Copy the data below word for word, omitting the pictures from your answer.

**** Material supplied ****

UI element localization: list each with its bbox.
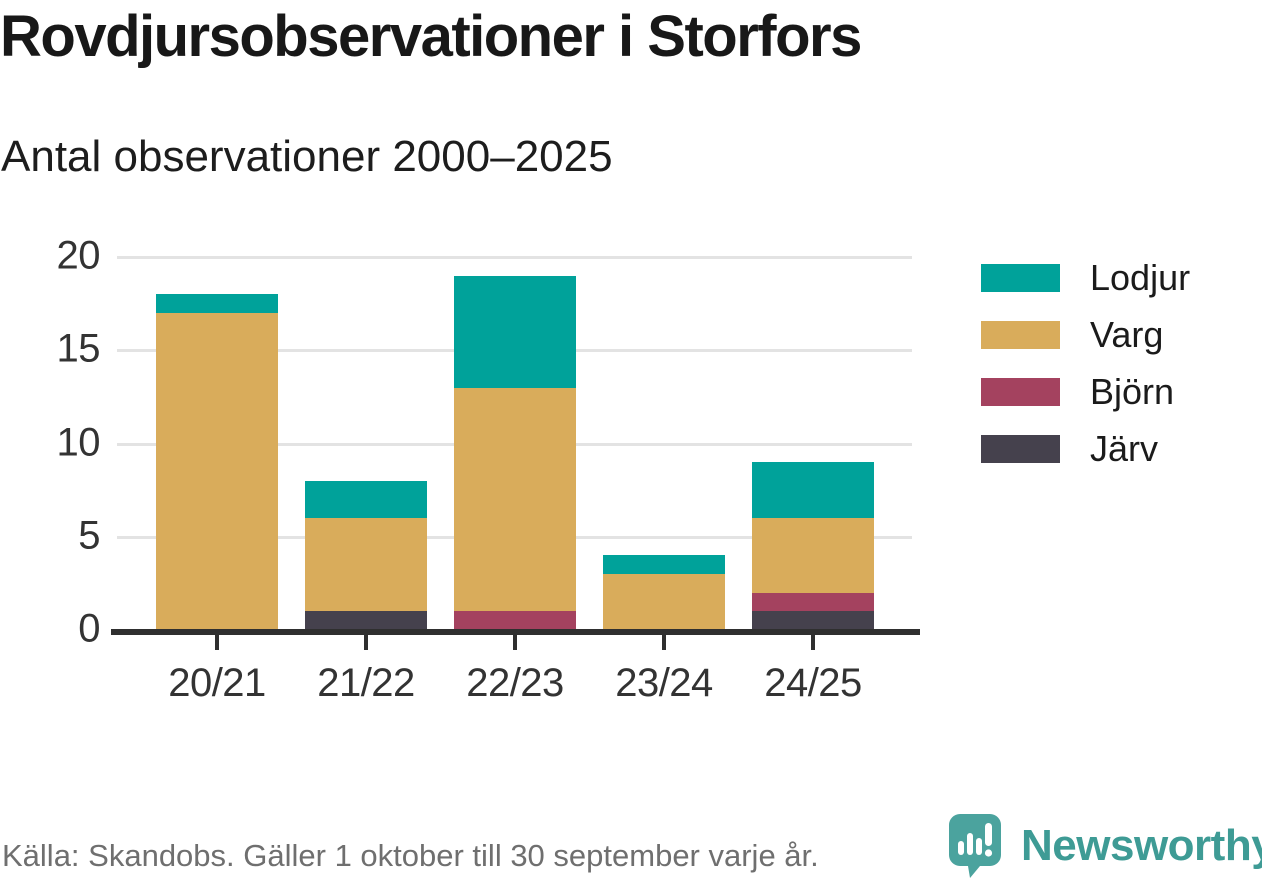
legend-swatch-Järv [981,435,1060,463]
y-axis-tick-label: 0 [78,606,100,651]
source-note: Källa: Skandobs. Gäller 1 oktober till 3… [2,838,819,873]
bar-segment-20/21-Lodjur [156,294,278,313]
x-axis-tick-mark [364,635,368,650]
legend: Lodjur Varg Björn Järv [981,257,1190,492]
bar-segment-21/22-Varg [305,518,427,611]
x-axis-tick-mark [662,635,666,650]
legend-label: Björn [1090,371,1175,412]
bar-segment-22/23-Björn [454,611,576,630]
y-axis-tick-label: 5 [78,513,100,558]
bar-segment-22/23-Varg [454,388,576,611]
legend-item-Björn: Björn [981,371,1190,412]
x-axis-tick-label: 22/23 [466,661,564,705]
x-axis-tick-mark [513,635,517,650]
bar-segment-24/25-Björn [752,593,874,611]
bar-segment-23/24-Lodjur [603,555,725,574]
x-axis-tick-label: 24/25 [764,661,862,705]
bar-segment-24/25-Järv [752,611,874,630]
bar-segment-22/23-Lodjur [454,276,576,388]
legend-item-Järv: Järv [981,428,1190,469]
bar-segment-24/25-Lodjur [752,462,874,518]
legend-swatch-Björn [981,378,1060,406]
bar-segment-24/25-Varg [752,518,874,593]
y-axis-tick-label: 10 [56,419,101,464]
legend-swatch-Lodjur [981,264,1060,292]
bar-segment-23/24-Varg [603,574,725,630]
x-axis-line [111,629,920,635]
x-axis-tick-mark [215,635,219,650]
legend-item-Varg: Varg [981,314,1190,355]
chart-title: Rovdjursobservationer i Storfors [0,4,862,69]
chart-subtitle: Antal observationer 2000–2025 [1,132,613,181]
legend-swatch-Varg [981,321,1060,349]
x-axis-tick-label: 21/22 [317,661,415,705]
legend-label: Lodjur [1090,257,1191,298]
y-axis-tick-label: 15 [56,326,101,371]
legend-item-Lodjur: Lodjur [981,257,1190,298]
y-axis-tick-label: 20 [56,233,101,278]
bar-segment-21/22-Lodjur [305,481,427,518]
legend-label: Järv [1090,428,1159,469]
newsworthy-logo: Newsworthy [947,812,1262,878]
x-axis-tick-label: 20/21 [168,661,266,705]
bar-segment-20/21-Varg [156,313,278,630]
x-axis-tick-label: 23/24 [615,661,713,705]
bar-segment-21/22-Järv [305,611,427,630]
legend-label: Varg [1090,314,1164,355]
newsworthy-logo-icon [949,814,1001,878]
newsworthy-logo-text: Newsworthy [1021,821,1262,870]
x-axis-tick-mark [811,635,815,650]
gridline-y20 [117,256,912,259]
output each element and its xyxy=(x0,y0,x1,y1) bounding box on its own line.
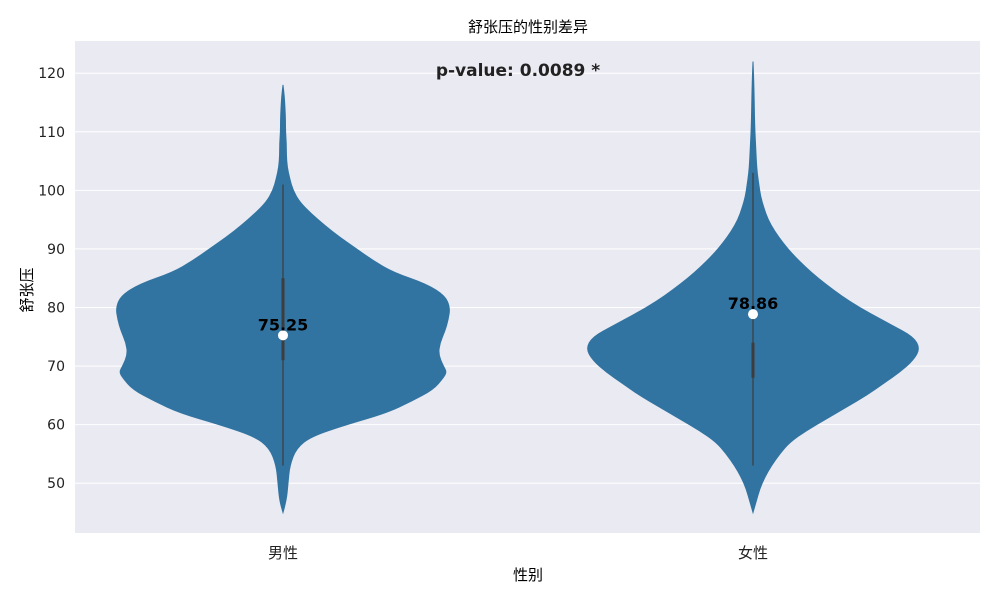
mean-point xyxy=(278,330,288,341)
y-tick-label: 120 xyxy=(38,66,65,82)
chart-title: 舒张压的性别差异 xyxy=(468,18,588,36)
p-value-annotation: p-value: 0.0089 * xyxy=(436,61,600,81)
y-tick-label: 110 xyxy=(38,125,65,141)
y-tick-label: 80 xyxy=(47,301,65,317)
y-axis-label: 舒张压 xyxy=(18,267,36,312)
violins: 75.25 78.86 xyxy=(116,61,919,515)
x-axis-label: 性别 xyxy=(513,566,543,584)
y-tick-label: 50 xyxy=(47,476,65,492)
y-tick-label: 60 xyxy=(47,418,65,434)
x-tick-label: 男性 xyxy=(268,544,298,562)
mean-point xyxy=(748,309,758,320)
x-tick-label: 女性 xyxy=(738,544,768,562)
y-tick-label: 90 xyxy=(47,242,65,258)
mean-label: 75.25 xyxy=(258,315,309,334)
x-axis-ticks: 男性 女性 xyxy=(268,544,768,562)
y-tick-label: 100 xyxy=(38,183,65,199)
mean-label: 78.86 xyxy=(728,294,779,313)
y-axis-ticks: 50 60 70 80 90 100 110 120 xyxy=(38,66,65,492)
y-tick-label: 70 xyxy=(47,359,65,375)
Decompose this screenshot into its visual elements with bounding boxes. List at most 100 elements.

****

Answer to this problem:
UI element localization: list each with its bbox.
legend-swatch-Järv [981,435,1060,463]
y-axis-tick-label: 0 [78,606,100,651]
source-note: Källa: Skandobs. Gäller 1 oktober till 3… [2,838,819,873]
bar-segment-20/21-Lodjur [156,294,278,313]
x-axis-tick-mark [364,635,368,650]
legend: Lodjur Varg Björn Järv [981,257,1190,492]
bar-segment-21/22-Varg [305,518,427,611]
x-axis-tick-mark [662,635,666,650]
legend-label: Björn [1090,371,1175,412]
bar-segment-22/23-Björn [454,611,576,630]
y-axis-tick-label: 5 [78,513,100,558]
bar-segment-22/23-Varg [454,388,576,611]
legend-item-Björn: Björn [981,371,1190,412]
x-axis-tick-label: 22/23 [466,661,564,705]
x-axis-tick-mark [513,635,517,650]
bar-segment-24/25-Björn [752,593,874,611]
bar-segment-23/24-Lodjur [603,555,725,574]
x-axis-tick-label: 24/25 [764,661,862,705]
bar-segment-24/25-Järv [752,611,874,630]
bar-segment-22/23-Lodjur [454,276,576,388]
legend-item-Järv: Järv [981,428,1190,469]
bar-segment-24/25-Lodjur [752,462,874,518]
legend-swatch-Björn [981,378,1060,406]
bar-segment-24/25-Varg [752,518,874,593]
y-axis-tick-label: 10 [56,419,101,464]
legend-swatch-Lodjur [981,264,1060,292]
bar-segment-23/24-Varg [603,574,725,630]
x-axis-line [111,629,920,635]
x-axis-tick-mark [215,635,219,650]
legend-item-Varg: Varg [981,314,1190,355]
chart-title: Rovdjursobservationer i Storfors [0,4,862,69]
chart-subtitle: Antal observationer 2000–2025 [1,132,613,181]
legend-swatch-Varg [981,321,1060,349]
x-axis-tick-label: 21/22 [317,661,415,705]
legend-label: Lodjur [1090,257,1191,298]
y-axis-tick-label: 15 [56,326,101,371]
legend-item-Lodjur: Lodjur [981,257,1190,298]
y-axis-tick-label: 20 [56,233,101,278]
bar-segment-21/22-Lodjur [305,481,427,518]
legend-label: Järv [1090,428,1159,469]
newsworthy-logo: Newsworthy [947,812,1262,878]
x-axis-tick-label: 20/21 [168,661,266,705]
bar-segment-20/21-Varg [156,313,278,630]
x-axis-tick-label: 23/24 [615,661,713,705]
bar-segment-21/22-Järv [305,611,427,630]
legend-label: Varg [1090,314,1164,355]
newsworthy-logo-icon [949,814,1001,878]
newsworthy-logo-text: Newsworthy [1021,821,1262,870]
x-axis-tick-mark [811,635,815,650]
gridline-y20 [117,256,912,259]
output each element and its xyxy=(x0,y0,x1,y1) bounding box on its own line.
mean-point xyxy=(278,330,288,341)
y-tick-label: 120 xyxy=(38,66,65,82)
chart-title: 舒张压的性别差异 xyxy=(468,18,588,36)
p-value-annotation: p-value: 0.0089 * xyxy=(436,61,600,81)
y-tick-label: 110 xyxy=(38,125,65,141)
y-tick-label: 80 xyxy=(47,301,65,317)
y-axis-label: 舒张压 xyxy=(18,267,36,312)
violins: 75.25 78.86 xyxy=(116,61,919,515)
x-axis-label: 性别 xyxy=(513,566,543,584)
y-tick-label: 50 xyxy=(47,476,65,492)
y-tick-label: 60 xyxy=(47,418,65,434)
x-tick-label: 男性 xyxy=(268,544,298,562)
mean-point xyxy=(748,309,758,320)
x-tick-label: 女性 xyxy=(738,544,768,562)
y-tick-label: 90 xyxy=(47,242,65,258)
mean-label: 75.25 xyxy=(258,315,309,334)
x-axis-ticks: 男性 女性 xyxy=(268,544,768,562)
y-tick-label: 100 xyxy=(38,183,65,199)
mean-label: 78.86 xyxy=(728,294,779,313)
y-axis-ticks: 50 60 70 80 90 100 110 120 xyxy=(38,66,65,492)
y-tick-label: 70 xyxy=(47,359,65,375)
Decompose this screenshot into its visual elements with bounding boxes. List at most 100 elements.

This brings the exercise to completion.